▸ Job: Note how many lines include the word "選択トラック", and give that number by itself.

** Begin **

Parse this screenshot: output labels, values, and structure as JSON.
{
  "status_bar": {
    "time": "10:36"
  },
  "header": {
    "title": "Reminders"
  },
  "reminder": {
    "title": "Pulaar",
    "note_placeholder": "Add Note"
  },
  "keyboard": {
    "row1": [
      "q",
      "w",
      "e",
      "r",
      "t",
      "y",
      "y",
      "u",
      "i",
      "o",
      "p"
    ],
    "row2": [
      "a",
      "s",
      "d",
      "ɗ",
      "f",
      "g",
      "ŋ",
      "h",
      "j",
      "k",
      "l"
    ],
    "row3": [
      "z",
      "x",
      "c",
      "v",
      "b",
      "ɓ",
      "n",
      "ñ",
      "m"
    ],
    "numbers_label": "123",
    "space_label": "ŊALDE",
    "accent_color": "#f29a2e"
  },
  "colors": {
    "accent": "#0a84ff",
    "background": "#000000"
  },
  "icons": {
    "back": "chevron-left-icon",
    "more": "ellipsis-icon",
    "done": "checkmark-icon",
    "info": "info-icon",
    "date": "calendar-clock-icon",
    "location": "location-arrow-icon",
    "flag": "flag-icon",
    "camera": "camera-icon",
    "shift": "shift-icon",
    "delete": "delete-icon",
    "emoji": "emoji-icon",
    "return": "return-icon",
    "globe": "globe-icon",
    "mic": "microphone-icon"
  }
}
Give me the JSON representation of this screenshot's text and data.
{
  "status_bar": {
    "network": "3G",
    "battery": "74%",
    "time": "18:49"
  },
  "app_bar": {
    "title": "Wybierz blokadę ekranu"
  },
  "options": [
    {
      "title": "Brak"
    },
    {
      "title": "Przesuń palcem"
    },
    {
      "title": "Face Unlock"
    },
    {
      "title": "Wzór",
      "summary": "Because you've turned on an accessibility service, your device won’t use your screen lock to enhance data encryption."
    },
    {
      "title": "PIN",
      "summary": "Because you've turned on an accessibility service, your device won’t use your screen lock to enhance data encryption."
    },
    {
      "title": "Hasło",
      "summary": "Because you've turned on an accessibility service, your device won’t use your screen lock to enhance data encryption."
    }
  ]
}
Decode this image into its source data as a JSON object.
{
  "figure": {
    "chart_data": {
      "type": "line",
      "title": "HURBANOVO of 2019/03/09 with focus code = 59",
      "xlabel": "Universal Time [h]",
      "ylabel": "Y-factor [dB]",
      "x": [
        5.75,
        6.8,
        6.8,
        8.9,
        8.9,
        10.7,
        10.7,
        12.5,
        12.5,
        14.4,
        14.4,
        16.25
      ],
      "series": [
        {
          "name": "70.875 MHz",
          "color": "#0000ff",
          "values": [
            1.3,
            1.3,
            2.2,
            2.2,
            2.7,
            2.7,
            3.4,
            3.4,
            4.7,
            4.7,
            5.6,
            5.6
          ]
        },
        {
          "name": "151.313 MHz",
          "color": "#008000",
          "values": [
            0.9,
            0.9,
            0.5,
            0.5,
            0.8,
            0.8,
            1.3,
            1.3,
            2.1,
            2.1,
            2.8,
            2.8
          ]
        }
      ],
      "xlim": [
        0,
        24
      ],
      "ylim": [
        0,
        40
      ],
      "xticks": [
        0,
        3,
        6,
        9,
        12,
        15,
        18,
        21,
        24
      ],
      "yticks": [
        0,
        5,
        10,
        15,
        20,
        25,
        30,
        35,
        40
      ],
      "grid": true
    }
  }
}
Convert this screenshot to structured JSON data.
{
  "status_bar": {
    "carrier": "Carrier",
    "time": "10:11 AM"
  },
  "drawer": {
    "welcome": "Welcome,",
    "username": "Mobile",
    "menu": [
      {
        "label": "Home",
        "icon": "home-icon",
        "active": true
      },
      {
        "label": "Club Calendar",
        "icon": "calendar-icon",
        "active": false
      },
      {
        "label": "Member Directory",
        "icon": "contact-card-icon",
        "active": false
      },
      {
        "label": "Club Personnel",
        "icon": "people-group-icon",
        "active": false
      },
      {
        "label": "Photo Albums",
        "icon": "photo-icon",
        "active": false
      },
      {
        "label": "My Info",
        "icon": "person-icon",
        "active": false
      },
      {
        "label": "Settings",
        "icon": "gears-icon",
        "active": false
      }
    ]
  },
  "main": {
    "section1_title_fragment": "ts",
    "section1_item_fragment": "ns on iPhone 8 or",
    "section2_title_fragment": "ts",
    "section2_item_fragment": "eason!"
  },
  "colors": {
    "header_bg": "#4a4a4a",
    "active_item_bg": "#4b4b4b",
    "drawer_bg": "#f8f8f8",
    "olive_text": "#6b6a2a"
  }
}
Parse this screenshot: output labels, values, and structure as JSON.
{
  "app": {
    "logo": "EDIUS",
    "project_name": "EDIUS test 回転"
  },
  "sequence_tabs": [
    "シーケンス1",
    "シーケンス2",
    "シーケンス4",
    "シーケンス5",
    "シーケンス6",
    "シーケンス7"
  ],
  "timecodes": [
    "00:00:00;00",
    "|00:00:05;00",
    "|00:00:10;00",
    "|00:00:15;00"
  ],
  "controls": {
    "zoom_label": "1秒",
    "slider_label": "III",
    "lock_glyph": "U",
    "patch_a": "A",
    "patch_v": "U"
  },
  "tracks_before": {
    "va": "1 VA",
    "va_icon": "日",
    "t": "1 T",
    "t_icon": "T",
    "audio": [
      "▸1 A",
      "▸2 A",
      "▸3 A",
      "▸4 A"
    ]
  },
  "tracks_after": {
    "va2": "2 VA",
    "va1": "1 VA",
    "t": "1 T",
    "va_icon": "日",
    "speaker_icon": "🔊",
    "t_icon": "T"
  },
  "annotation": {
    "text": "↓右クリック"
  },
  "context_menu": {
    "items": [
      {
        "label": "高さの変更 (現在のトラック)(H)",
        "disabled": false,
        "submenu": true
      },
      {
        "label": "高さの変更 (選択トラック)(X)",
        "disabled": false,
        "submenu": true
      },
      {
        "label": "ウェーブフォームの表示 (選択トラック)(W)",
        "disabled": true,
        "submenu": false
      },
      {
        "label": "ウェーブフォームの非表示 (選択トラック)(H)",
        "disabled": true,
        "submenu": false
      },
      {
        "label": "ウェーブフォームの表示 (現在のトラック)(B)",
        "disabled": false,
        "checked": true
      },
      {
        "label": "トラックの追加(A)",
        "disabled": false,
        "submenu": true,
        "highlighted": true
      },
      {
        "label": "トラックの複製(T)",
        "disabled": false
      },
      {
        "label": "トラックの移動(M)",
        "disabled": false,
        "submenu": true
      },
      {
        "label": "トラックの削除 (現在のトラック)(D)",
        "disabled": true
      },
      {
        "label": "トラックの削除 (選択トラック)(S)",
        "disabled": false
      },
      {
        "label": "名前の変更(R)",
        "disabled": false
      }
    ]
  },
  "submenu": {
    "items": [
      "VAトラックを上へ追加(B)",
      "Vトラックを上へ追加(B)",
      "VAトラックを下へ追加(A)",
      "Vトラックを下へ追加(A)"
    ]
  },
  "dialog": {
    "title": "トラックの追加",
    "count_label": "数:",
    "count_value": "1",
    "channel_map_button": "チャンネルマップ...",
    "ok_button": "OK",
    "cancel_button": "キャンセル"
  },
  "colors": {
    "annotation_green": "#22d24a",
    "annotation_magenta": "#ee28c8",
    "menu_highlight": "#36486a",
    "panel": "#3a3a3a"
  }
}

** End **

▸ Exercise response: 4